■ **WHAT NEEDS TO BE DONE**
Write out the data again exactly, skipping every picture.
=== DATA ENTRIES ===
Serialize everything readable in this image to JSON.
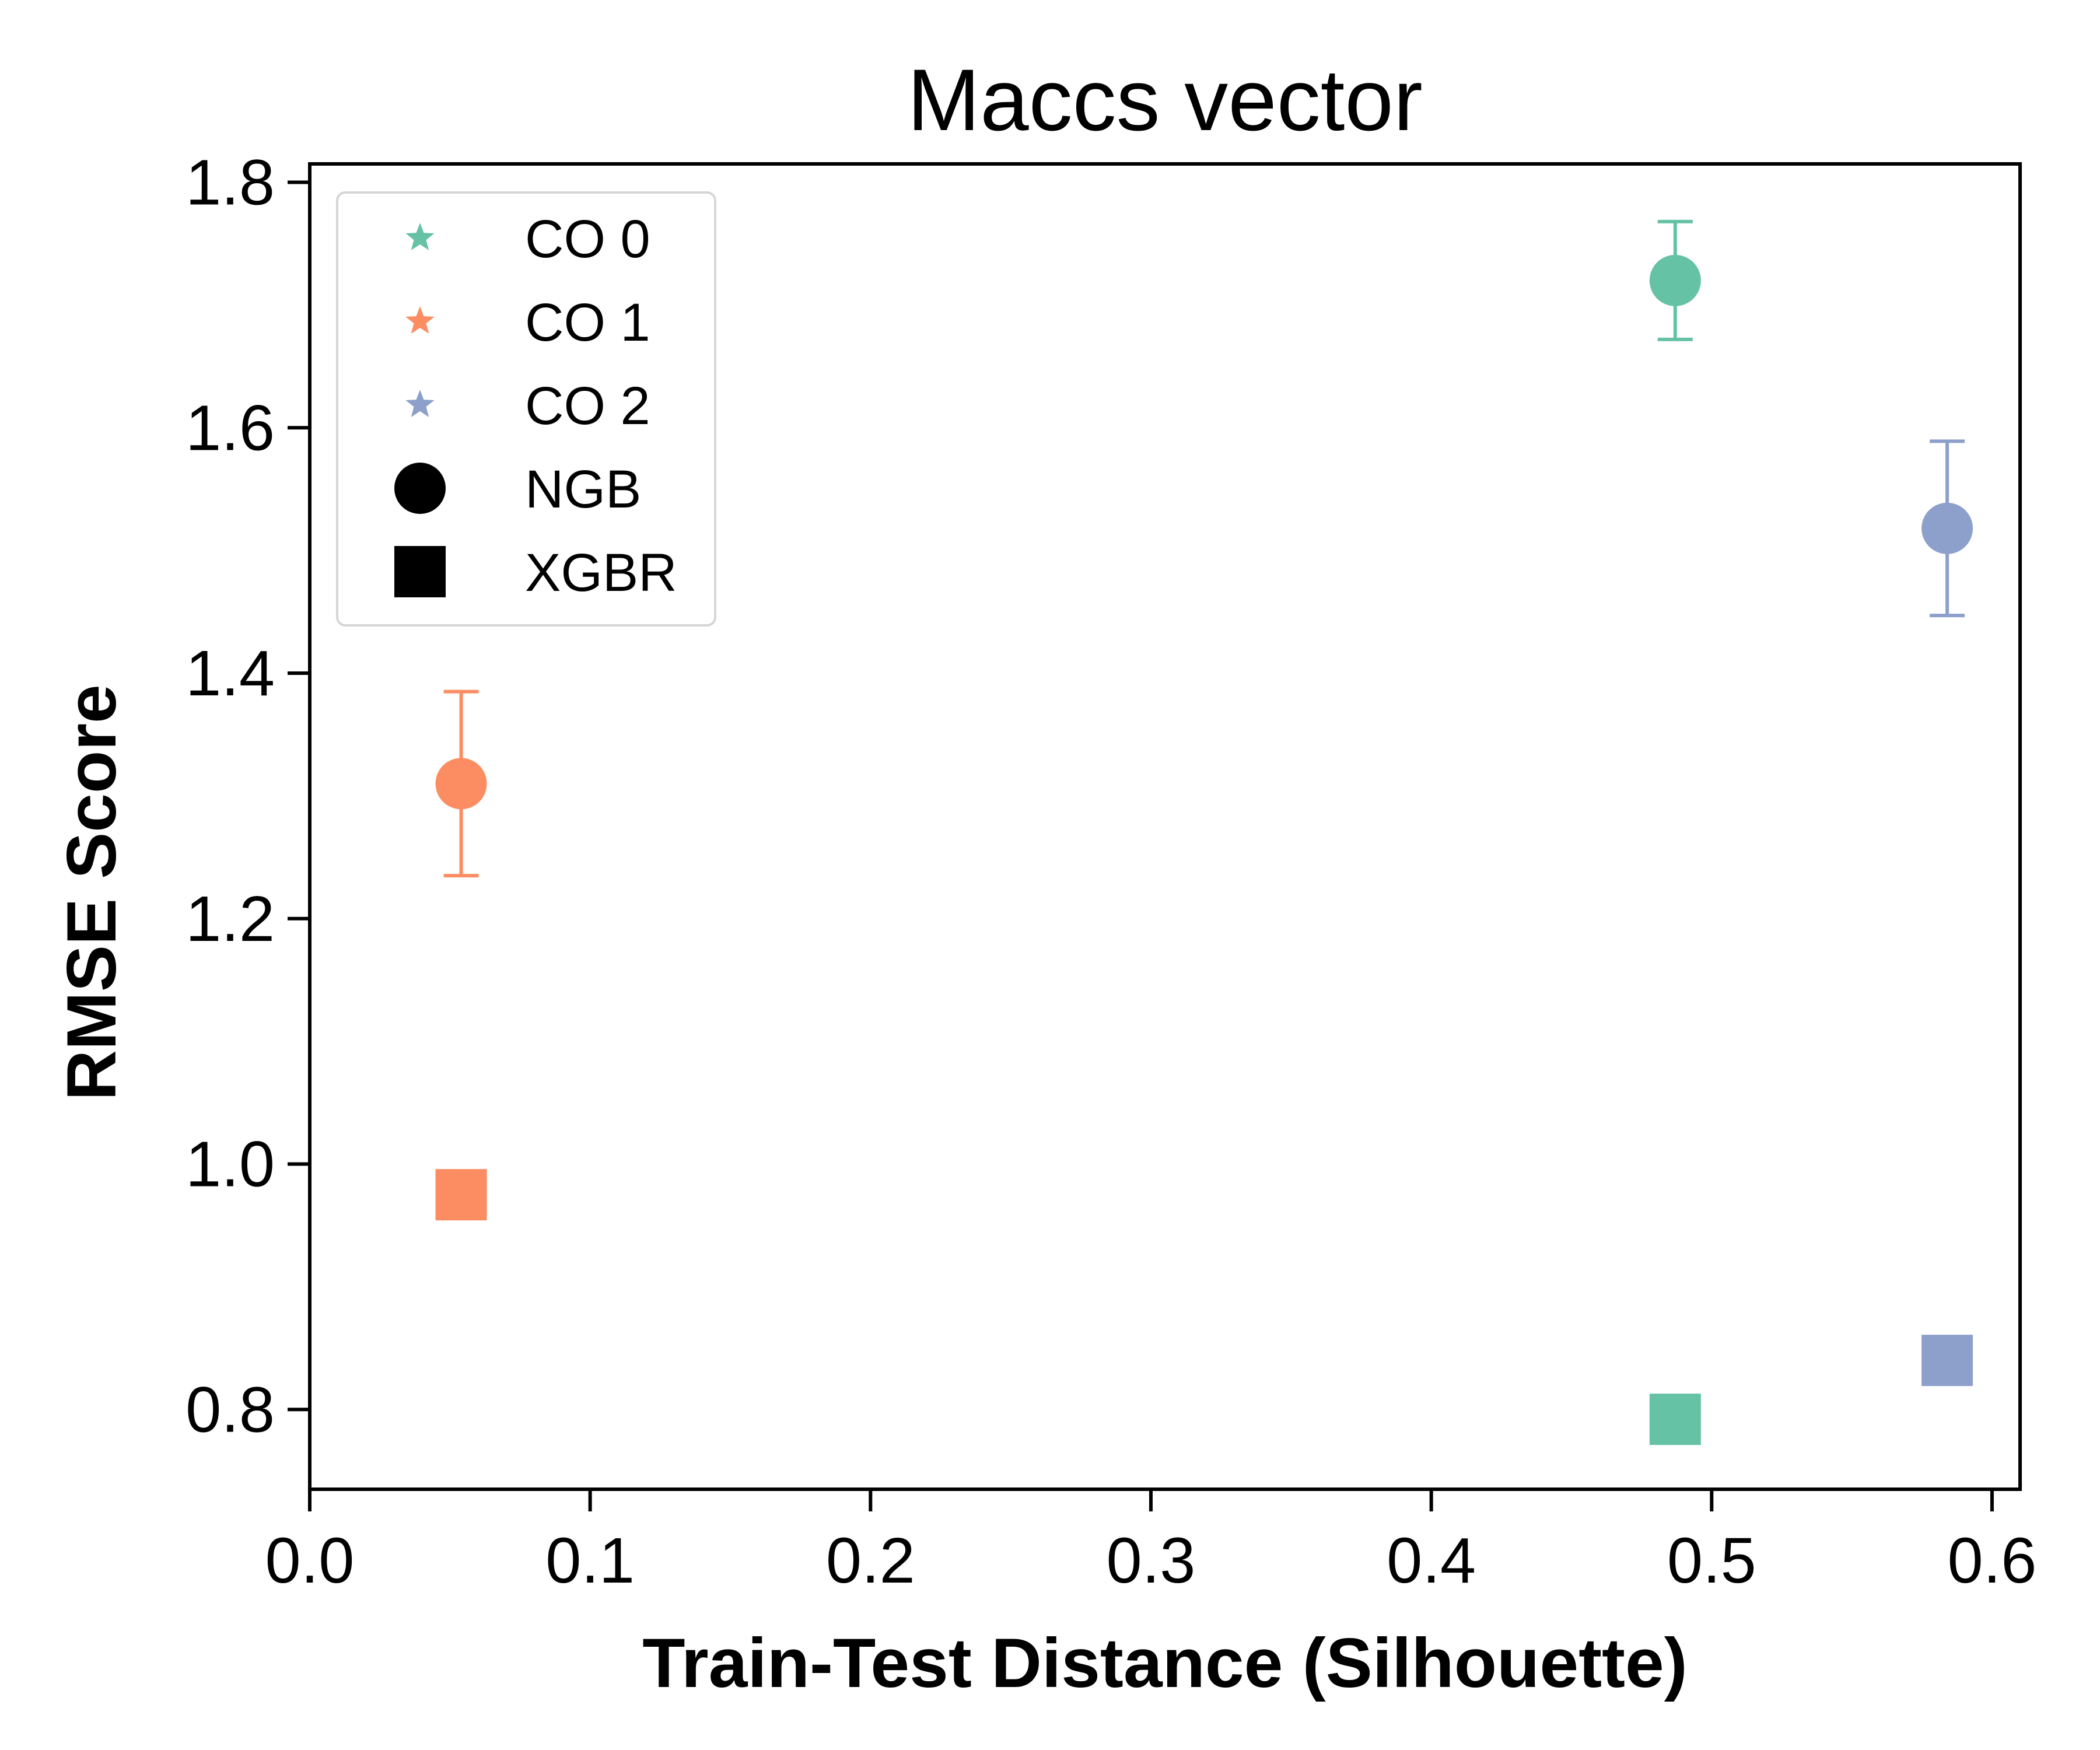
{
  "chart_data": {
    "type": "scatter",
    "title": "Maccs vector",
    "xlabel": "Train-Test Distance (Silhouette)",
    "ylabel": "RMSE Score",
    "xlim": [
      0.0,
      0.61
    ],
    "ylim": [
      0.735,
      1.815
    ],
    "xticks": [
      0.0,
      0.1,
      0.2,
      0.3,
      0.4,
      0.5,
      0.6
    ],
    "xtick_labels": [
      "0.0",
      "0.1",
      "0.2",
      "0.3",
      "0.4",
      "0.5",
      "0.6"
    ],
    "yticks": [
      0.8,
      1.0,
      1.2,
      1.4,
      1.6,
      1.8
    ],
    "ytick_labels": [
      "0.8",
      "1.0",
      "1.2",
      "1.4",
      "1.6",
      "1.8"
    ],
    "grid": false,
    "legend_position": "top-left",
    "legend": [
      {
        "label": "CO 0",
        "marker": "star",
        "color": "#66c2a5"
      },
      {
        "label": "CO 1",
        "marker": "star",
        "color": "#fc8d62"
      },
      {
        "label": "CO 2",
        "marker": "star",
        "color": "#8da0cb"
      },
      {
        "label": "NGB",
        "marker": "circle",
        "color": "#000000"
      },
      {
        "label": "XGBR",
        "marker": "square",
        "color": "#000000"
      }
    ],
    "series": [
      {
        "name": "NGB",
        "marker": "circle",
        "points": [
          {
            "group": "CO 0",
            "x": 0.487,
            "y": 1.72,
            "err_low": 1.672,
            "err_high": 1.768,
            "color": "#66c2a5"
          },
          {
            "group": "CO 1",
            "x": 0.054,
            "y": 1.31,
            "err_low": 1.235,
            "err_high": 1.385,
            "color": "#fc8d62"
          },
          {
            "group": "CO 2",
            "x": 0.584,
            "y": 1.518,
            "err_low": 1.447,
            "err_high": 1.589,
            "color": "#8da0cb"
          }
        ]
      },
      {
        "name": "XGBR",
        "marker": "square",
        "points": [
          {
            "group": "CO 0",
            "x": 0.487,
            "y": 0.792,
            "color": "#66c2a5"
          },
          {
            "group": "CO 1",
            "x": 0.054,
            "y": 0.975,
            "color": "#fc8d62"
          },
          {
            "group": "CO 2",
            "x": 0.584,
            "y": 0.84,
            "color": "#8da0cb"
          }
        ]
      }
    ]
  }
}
===
■ **RESULT FOR THIS TASK**
Serialize everything readable in this image to JSON.
{
  "chart_data": {
    "type": "scatter",
    "title": "Maccs vector",
    "xlabel": "Train-Test Distance (Silhouette)",
    "ylabel": "RMSE Score",
    "xlim": [
      0.0,
      0.61
    ],
    "ylim": [
      0.735,
      1.815
    ],
    "xticks": [
      0.0,
      0.1,
      0.2,
      0.3,
      0.4,
      0.5,
      0.6
    ],
    "xtick_labels": [
      "0.0",
      "0.1",
      "0.2",
      "0.3",
      "0.4",
      "0.5",
      "0.6"
    ],
    "yticks": [
      0.8,
      1.0,
      1.2,
      1.4,
      1.6,
      1.8
    ],
    "ytick_labels": [
      "0.8",
      "1.0",
      "1.2",
      "1.4",
      "1.6",
      "1.8"
    ],
    "grid": false,
    "legend_position": "top-left",
    "legend": [
      {
        "label": "CO 0",
        "marker": "star",
        "color": "#66c2a5"
      },
      {
        "label": "CO 1",
        "marker": "star",
        "color": "#fc8d62"
      },
      {
        "label": "CO 2",
        "marker": "star",
        "color": "#8da0cb"
      },
      {
        "label": "NGB",
        "marker": "circle",
        "color": "#000000"
      },
      {
        "label": "XGBR",
        "marker": "square",
        "color": "#000000"
      }
    ],
    "series": [
      {
        "name": "NGB",
        "marker": "circle",
        "points": [
          {
            "group": "CO 0",
            "x": 0.487,
            "y": 1.72,
            "err_low": 1.672,
            "err_high": 1.768,
            "color": "#66c2a5"
          },
          {
            "group": "CO 1",
            "x": 0.054,
            "y": 1.31,
            "err_low": 1.235,
            "err_high": 1.385,
            "color": "#fc8d62"
          },
          {
            "group": "CO 2",
            "x": 0.584,
            "y": 1.518,
            "err_low": 1.447,
            "err_high": 1.589,
            "color": "#8da0cb"
          }
        ]
      },
      {
        "name": "XGBR",
        "marker": "square",
        "points": [
          {
            "group": "CO 0",
            "x": 0.487,
            "y": 0.792,
            "color": "#66c2a5"
          },
          {
            "group": "CO 1",
            "x": 0.054,
            "y": 0.975,
            "color": "#fc8d62"
          },
          {
            "group": "CO 2",
            "x": 0.584,
            "y": 0.84,
            "color": "#8da0cb"
          }
        ]
      }
    ]
  }
}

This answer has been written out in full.